> [Input records]:
.....

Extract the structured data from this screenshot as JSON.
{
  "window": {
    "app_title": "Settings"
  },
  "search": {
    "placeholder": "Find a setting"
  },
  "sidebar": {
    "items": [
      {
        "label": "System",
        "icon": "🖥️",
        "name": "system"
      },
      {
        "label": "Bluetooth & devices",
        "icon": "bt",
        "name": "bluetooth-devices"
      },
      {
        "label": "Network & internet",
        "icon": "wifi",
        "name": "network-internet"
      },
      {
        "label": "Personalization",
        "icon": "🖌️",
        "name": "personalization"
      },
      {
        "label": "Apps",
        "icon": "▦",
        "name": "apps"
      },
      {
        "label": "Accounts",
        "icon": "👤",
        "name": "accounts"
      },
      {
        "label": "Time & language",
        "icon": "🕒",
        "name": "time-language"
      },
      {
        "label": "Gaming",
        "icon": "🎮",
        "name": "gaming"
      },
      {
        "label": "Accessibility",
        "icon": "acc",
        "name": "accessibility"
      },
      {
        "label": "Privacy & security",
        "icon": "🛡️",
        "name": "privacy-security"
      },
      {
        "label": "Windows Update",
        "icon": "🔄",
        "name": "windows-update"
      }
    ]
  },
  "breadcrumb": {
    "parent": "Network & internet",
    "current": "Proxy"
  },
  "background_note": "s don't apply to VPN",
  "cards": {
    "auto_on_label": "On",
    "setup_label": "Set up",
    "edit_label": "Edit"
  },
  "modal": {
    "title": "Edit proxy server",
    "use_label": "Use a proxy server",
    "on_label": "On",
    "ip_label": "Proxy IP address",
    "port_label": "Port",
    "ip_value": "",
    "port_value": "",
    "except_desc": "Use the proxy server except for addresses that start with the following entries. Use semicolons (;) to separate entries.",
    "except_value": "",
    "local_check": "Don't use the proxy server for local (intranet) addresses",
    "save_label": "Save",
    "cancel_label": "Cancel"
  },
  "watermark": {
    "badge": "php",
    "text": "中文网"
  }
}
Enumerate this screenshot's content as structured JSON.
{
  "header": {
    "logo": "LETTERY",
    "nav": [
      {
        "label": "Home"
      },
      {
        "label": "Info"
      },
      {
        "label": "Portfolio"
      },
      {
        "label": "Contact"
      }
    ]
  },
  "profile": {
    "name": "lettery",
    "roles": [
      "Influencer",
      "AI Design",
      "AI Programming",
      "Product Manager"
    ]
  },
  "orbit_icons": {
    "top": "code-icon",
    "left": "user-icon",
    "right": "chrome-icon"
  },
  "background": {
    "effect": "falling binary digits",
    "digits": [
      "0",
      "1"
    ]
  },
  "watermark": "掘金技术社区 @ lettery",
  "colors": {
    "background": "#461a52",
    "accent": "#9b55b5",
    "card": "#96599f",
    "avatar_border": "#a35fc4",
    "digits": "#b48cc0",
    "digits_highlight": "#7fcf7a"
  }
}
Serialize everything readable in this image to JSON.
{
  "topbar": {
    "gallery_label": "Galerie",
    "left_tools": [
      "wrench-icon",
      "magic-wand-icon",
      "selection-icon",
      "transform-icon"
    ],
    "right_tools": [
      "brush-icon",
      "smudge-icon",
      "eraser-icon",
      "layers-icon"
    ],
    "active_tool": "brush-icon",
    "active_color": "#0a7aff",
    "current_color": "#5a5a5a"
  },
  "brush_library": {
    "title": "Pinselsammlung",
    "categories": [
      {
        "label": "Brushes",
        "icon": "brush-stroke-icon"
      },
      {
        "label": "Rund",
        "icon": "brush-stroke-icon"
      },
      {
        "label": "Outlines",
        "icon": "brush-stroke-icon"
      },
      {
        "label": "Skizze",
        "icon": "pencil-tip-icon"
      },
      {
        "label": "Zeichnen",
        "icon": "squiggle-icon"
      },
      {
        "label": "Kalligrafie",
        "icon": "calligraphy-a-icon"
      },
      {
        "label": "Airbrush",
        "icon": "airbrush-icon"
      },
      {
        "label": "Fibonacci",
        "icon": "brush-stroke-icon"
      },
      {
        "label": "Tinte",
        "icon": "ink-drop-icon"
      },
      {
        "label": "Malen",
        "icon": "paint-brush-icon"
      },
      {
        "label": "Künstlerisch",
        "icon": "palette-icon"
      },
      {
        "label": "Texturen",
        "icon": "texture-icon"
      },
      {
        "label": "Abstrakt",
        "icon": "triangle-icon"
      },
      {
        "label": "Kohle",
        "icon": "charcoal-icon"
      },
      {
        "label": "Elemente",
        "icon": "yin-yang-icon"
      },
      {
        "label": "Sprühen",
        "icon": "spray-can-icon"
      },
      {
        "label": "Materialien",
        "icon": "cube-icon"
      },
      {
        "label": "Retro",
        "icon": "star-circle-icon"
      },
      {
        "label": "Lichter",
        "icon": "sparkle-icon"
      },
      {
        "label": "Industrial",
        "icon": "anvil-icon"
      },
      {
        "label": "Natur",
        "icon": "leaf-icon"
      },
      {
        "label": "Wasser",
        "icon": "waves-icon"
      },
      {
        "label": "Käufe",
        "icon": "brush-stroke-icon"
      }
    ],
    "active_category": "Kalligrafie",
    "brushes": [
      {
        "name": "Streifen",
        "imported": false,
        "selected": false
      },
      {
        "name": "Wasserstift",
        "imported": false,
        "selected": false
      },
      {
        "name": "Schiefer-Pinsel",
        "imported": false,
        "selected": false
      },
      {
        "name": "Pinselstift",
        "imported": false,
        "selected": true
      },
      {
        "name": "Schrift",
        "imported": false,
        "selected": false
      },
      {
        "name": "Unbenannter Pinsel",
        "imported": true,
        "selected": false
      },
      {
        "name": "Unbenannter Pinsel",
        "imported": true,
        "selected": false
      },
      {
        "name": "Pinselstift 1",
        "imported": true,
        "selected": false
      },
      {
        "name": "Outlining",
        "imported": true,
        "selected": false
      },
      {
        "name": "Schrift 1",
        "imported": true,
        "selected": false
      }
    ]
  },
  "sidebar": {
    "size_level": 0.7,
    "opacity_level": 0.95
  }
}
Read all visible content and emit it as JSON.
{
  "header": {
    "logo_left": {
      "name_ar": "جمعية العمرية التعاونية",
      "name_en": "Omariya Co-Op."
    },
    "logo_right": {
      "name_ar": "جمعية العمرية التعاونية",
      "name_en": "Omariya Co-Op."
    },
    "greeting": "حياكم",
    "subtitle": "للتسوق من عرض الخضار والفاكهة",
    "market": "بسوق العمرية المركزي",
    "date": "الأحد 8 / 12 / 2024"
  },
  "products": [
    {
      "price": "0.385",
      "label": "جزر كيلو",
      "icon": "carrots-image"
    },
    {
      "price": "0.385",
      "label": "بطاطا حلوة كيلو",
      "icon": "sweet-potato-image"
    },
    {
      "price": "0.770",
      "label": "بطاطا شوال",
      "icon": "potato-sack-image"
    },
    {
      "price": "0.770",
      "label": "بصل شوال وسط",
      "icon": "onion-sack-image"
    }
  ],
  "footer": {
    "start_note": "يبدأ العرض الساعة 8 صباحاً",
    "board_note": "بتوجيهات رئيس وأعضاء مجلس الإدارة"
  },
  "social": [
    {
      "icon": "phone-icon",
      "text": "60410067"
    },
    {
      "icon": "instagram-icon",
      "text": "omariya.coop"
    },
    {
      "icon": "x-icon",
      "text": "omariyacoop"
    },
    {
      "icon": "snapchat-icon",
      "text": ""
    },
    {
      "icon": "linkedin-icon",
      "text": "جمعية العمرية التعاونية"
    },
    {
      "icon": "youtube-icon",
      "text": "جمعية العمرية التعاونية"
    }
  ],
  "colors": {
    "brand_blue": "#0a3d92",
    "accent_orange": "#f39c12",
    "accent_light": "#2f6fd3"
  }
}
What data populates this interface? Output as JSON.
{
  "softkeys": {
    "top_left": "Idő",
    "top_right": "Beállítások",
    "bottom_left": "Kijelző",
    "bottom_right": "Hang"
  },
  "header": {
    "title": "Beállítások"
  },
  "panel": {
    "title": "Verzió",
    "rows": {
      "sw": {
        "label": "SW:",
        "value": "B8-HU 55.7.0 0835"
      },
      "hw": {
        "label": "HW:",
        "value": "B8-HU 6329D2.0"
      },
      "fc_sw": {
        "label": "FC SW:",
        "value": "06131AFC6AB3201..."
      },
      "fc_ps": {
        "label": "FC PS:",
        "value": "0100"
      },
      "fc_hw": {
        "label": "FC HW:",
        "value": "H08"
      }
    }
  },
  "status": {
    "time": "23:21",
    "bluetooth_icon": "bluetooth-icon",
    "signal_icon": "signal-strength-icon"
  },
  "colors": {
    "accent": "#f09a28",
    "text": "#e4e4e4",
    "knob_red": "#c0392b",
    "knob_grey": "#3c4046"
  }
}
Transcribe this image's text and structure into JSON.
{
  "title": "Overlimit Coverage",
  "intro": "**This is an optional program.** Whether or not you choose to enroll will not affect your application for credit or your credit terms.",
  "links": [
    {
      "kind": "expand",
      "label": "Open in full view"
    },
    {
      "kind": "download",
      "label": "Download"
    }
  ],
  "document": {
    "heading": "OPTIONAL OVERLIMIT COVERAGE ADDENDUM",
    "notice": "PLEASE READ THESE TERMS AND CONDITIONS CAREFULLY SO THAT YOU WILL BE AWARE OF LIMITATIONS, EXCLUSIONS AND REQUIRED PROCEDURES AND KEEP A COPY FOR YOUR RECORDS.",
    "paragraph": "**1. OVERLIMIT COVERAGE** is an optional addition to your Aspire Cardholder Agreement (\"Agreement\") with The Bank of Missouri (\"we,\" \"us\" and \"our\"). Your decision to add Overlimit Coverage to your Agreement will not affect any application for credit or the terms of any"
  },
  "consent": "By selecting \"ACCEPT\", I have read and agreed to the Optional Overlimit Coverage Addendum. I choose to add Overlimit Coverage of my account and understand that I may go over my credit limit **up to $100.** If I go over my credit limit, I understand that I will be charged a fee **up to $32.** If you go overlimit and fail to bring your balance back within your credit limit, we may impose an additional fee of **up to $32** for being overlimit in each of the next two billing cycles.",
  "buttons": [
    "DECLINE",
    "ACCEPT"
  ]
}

.....

> [What you need to do]: Indicate how many lines of the material include the word "internet"; the number alone is required.

> [Task solution]: 3